- _GIVEN DATA_:

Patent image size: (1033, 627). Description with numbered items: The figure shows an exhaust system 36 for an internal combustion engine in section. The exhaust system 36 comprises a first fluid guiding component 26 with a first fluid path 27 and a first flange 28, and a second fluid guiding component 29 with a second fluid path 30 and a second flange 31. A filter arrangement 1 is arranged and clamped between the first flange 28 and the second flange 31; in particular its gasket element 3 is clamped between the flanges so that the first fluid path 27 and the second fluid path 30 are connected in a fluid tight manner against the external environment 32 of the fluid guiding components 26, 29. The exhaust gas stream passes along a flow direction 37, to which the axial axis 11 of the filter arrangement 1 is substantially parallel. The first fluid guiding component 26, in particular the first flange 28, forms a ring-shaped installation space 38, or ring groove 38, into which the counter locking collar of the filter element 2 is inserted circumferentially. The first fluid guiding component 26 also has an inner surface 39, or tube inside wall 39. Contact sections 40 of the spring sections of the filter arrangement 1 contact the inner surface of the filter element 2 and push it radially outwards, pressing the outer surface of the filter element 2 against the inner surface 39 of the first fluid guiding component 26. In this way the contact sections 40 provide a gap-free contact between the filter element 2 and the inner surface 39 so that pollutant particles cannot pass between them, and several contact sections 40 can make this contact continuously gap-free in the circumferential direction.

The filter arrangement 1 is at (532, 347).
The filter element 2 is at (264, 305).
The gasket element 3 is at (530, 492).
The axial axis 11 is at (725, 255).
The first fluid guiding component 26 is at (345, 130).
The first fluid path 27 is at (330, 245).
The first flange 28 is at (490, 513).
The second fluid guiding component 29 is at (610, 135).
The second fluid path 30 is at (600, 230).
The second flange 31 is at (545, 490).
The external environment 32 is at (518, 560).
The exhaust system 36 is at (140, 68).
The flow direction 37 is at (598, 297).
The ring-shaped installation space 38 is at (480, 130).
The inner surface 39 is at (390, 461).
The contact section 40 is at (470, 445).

- _YOUR TASK_: Retype all of the lines above with no changes at all.

- _RESULT OF THIS EXERCISE_:
Patent image size: (1033, 627). Description with numbered items: The figure shows an exhaust system 36 for an internal combustion engine in section. The exhaust system 36 comprises a first fluid guiding component 26 with a first fluid path 27 and a first flange 28, and a second fluid guiding component 29 with a second fluid path 30 and a second flange 31. A filter arrangement 1 is arranged and clamped between the first flange 28 and the second flange 31; in particular its gasket element 3 is clamped between the flanges so that the first fluid path 27 and the second fluid path 30 are connected in a fluid tight manner against the external environment 32 of the fluid guiding components 26, 29. The exhaust gas stream passes along a flow direction 37, to which the axial axis 11 of the filter arrangement 1 is substantially parallel. The first fluid guiding component 26, in particular the first flange 28, forms a ring-shaped installation space 38, or ring groove 38, into which the counter locking collar of the filter element 2 is inserted circumferentially. The first fluid guiding component 26 also has an inner surface 39, or tube inside wall 39. Contact sections 40 of the spring sections of the filter arrangement 1 contact the inner surface of the filter element 2 and push it radially outwards, pressing the outer surface of the filter element 2 against the inner surface 39 of the first fluid guiding component 26. In this way the contact sections 40 provide a gap-free contact between the filter element 2 and the inner surface 39 so that pollutant particles cannot pass between them, and several contact sections 40 can make this contact continuously gap-free in the circumferential direction.

The filter arrangement 1 is at (532, 347).
The filter element 2 is at (264, 305).
The gasket element 3 is at (530, 492).
The axial axis 11 is at (725, 255).
The first fluid guiding component 26 is at (345, 130).
The first fluid path 27 is at (330, 245).
The first flange 28 is at (490, 513).
The second fluid guiding component 29 is at (610, 135).
The second fluid path 30 is at (600, 230).
The second flange 31 is at (545, 490).
The external environment 32 is at (518, 560).
The exhaust system 36 is at (140, 68).
The flow direction 37 is at (598, 297).
The ring-shaped installation space 38 is at (480, 130).
The inner surface 39 is at (390, 461).
The contact section 40 is at (470, 445).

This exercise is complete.